## [Task details]
Pull every line containing "this" out of the material below.

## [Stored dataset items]
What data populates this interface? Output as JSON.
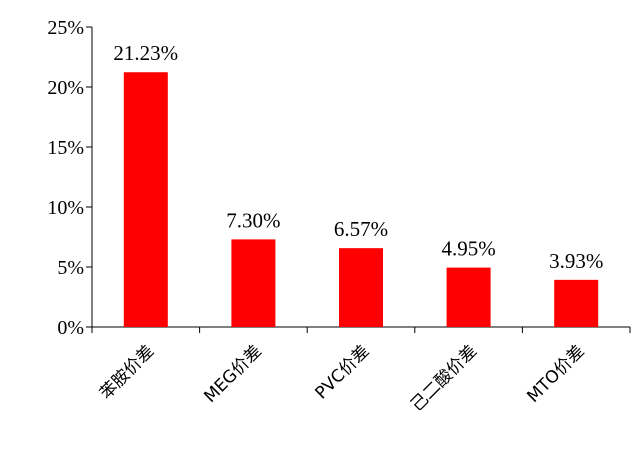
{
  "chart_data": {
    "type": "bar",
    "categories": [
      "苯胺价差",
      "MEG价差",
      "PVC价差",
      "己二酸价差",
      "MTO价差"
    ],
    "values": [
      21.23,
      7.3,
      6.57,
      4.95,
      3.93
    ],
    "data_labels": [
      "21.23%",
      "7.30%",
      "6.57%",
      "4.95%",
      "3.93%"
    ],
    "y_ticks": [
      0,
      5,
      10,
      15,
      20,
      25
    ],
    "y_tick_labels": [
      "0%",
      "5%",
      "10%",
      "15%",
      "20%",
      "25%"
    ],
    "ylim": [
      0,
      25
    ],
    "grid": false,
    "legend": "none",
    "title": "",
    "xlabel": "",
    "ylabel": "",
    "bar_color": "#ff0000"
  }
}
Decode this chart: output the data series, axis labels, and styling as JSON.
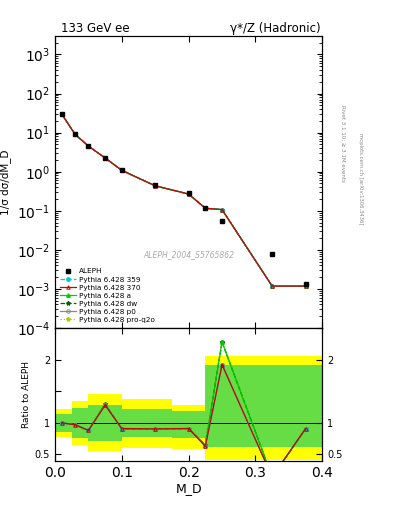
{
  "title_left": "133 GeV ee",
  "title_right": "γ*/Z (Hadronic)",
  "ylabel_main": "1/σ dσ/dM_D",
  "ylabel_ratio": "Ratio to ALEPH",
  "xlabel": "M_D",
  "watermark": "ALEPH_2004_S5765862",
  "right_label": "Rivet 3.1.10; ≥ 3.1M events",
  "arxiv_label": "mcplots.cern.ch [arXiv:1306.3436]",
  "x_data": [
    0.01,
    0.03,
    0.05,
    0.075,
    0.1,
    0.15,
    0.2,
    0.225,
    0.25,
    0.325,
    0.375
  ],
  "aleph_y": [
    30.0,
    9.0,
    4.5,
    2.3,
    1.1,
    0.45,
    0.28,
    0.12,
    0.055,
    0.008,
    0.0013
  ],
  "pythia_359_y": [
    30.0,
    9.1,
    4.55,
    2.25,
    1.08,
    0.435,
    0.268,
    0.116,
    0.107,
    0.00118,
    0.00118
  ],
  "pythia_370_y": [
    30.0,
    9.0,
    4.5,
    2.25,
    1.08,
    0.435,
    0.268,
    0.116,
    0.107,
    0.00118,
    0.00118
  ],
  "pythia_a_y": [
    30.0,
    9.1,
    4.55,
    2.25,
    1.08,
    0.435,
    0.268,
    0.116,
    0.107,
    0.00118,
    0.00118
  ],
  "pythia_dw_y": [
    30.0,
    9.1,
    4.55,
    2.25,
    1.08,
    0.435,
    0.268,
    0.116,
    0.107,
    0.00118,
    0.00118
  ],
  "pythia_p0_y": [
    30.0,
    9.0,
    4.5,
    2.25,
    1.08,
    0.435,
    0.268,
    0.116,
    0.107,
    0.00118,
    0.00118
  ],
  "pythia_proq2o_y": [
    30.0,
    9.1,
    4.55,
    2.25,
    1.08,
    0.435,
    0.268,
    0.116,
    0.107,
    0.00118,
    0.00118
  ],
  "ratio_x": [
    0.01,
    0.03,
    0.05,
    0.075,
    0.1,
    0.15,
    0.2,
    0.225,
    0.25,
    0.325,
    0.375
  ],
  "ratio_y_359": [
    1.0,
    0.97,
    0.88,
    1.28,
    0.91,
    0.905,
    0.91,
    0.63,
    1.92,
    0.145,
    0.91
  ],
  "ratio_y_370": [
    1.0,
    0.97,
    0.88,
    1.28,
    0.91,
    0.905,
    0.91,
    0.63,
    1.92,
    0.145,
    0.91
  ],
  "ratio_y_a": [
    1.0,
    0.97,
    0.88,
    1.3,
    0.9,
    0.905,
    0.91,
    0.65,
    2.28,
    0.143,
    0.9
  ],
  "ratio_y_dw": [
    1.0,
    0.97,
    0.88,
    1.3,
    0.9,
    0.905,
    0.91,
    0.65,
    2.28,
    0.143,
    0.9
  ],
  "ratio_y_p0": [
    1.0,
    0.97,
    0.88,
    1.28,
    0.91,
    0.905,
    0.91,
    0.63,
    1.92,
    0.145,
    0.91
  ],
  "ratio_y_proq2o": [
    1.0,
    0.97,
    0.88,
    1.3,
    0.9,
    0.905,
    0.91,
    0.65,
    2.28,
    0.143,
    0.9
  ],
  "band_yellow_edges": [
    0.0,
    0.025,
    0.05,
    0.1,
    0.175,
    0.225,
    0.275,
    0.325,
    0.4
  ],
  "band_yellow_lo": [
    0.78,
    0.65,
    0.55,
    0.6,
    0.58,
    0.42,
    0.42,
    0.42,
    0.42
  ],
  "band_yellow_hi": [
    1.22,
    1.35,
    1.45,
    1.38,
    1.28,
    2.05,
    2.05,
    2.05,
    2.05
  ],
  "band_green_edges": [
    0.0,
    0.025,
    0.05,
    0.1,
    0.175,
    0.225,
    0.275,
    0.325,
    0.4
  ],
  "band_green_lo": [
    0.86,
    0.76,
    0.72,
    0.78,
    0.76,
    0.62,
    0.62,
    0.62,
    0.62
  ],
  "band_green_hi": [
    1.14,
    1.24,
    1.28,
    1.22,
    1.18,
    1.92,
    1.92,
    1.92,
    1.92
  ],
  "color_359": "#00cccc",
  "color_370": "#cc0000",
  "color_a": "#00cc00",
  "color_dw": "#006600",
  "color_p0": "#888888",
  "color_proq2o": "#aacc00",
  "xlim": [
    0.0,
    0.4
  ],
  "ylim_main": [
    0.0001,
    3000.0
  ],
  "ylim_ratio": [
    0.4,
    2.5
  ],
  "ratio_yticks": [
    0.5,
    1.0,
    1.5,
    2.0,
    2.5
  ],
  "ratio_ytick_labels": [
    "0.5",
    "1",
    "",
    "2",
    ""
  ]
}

## [Written response]
What data populates this interface? Output as JSON.
Decode this chart: output the data series, axis labels, and styling as JSON.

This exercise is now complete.